### EXERCISE REQUIREMENTS
Every line of the data that contains the string "mellett" must be copied.
═══ ROWS
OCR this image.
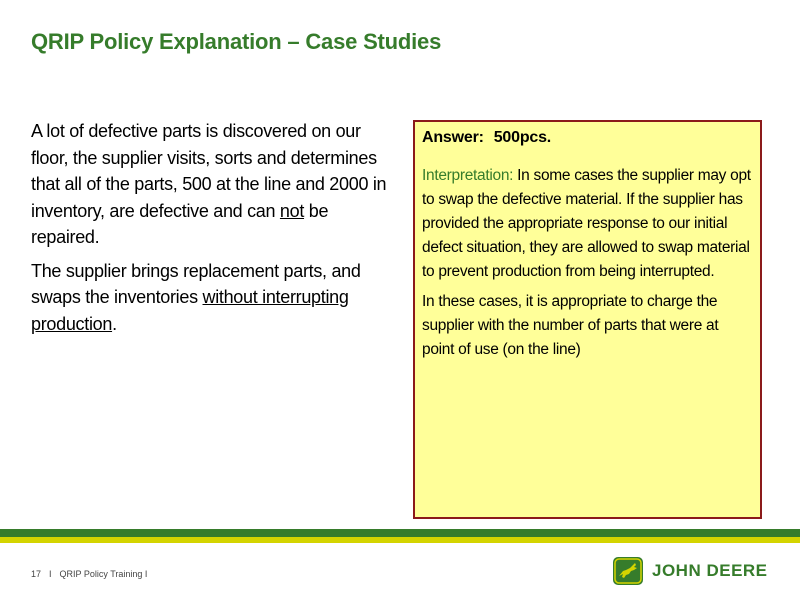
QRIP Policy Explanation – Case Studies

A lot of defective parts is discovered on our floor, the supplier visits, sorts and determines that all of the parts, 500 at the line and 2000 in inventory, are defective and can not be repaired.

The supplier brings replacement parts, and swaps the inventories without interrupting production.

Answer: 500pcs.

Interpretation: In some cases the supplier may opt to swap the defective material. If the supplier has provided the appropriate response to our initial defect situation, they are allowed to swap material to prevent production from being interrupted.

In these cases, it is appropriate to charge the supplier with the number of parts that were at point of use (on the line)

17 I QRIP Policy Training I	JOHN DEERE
══════
═══ ROWS
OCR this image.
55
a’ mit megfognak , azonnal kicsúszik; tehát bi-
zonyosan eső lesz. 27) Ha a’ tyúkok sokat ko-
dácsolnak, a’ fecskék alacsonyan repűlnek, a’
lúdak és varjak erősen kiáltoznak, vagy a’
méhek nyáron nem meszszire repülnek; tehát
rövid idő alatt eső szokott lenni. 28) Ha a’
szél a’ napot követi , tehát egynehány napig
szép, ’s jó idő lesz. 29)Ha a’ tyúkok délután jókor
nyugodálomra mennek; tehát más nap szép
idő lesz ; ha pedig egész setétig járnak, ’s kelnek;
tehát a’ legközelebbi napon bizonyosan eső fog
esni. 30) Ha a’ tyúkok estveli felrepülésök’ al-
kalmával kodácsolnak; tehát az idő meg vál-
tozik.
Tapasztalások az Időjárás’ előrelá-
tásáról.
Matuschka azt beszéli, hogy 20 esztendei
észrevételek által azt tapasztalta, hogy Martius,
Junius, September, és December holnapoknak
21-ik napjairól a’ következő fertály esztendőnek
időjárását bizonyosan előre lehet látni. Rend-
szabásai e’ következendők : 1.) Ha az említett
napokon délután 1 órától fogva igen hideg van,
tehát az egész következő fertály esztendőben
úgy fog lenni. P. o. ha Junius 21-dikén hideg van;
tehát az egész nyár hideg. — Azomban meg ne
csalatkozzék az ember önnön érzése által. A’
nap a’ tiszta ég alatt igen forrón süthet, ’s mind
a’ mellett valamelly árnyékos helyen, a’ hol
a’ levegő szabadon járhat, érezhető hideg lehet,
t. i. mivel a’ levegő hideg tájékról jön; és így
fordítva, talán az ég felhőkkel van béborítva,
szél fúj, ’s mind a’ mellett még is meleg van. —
══════
### THE REPLY
a’ mellett valamelly árnyékos helyen, a’ hol
szél fúj, ’s mind a’ mellett még is meleg van. —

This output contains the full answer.